** Begin ENTRIES SHOWN **

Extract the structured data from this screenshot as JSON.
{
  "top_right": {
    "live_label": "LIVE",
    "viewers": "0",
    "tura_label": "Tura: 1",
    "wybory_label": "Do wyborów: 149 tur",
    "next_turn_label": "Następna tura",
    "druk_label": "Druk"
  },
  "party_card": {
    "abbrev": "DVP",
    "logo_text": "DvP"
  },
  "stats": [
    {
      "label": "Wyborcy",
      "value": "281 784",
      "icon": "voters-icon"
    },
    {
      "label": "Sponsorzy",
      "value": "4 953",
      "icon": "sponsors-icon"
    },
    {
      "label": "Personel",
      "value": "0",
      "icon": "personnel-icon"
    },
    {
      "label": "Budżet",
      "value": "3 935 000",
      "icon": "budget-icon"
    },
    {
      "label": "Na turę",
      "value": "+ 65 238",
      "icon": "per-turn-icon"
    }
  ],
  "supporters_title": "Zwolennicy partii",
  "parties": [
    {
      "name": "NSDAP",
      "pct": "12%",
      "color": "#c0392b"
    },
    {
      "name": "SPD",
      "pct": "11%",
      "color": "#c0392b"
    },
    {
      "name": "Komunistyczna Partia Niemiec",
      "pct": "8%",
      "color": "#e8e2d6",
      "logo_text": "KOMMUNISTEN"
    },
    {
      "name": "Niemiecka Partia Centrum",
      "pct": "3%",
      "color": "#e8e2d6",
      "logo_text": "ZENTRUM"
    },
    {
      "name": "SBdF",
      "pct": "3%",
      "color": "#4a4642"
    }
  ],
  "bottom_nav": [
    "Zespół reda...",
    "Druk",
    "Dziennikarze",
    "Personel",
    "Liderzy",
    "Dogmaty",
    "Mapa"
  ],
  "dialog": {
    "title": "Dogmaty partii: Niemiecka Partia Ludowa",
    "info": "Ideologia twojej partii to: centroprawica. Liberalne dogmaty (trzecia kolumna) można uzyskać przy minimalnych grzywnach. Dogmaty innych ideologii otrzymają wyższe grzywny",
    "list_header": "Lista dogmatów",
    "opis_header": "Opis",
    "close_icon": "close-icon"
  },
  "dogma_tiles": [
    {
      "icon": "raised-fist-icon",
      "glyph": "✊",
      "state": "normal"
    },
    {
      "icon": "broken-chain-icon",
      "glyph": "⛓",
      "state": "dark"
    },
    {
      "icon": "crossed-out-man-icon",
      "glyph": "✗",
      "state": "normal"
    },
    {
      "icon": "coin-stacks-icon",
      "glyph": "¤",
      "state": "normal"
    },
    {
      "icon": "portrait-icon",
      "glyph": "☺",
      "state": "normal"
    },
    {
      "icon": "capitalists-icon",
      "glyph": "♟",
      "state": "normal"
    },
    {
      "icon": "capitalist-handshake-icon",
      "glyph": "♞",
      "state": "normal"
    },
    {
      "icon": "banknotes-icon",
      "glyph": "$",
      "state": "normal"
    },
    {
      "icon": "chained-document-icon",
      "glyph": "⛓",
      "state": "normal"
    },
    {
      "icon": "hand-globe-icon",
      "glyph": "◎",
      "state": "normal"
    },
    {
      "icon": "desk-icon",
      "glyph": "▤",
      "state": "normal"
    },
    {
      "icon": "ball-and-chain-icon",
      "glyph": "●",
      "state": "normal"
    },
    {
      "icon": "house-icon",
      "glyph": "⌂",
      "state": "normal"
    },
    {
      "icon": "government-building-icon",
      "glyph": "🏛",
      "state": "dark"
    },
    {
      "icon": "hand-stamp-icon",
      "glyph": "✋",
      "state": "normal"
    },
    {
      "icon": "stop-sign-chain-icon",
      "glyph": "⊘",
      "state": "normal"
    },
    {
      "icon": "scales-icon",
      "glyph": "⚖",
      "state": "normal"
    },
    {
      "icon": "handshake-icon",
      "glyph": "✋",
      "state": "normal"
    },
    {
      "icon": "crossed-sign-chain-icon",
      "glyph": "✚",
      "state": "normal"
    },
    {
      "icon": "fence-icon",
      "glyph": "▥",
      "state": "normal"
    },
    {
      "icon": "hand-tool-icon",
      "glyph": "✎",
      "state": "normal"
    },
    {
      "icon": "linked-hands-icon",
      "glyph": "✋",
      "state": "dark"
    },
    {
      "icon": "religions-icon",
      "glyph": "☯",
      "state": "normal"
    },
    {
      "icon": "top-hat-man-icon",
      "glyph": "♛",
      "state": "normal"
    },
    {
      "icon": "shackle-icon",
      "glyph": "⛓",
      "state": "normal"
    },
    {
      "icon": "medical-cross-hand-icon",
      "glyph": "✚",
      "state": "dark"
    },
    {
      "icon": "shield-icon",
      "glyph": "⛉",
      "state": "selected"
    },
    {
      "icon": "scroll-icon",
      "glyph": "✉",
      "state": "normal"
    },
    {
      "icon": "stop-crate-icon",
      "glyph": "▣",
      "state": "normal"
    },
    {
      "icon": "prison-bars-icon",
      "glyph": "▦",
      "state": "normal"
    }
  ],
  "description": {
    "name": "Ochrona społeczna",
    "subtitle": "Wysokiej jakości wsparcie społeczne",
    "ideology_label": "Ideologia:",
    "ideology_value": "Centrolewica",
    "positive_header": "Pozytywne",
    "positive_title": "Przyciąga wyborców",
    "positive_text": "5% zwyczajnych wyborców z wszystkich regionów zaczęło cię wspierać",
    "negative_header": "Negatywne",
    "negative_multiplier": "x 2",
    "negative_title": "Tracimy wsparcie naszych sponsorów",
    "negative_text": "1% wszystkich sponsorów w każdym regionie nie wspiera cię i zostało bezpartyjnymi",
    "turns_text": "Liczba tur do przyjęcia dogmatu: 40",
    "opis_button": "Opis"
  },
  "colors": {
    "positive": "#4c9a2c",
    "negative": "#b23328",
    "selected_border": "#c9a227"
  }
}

** End ENTRIES SHOWN **

**WRITTEN INSTRUCTION:**
Using the entries above, state how many lines include the word "sponsorów", with no other words.

**SOLUTION TO THIS TASK:**
2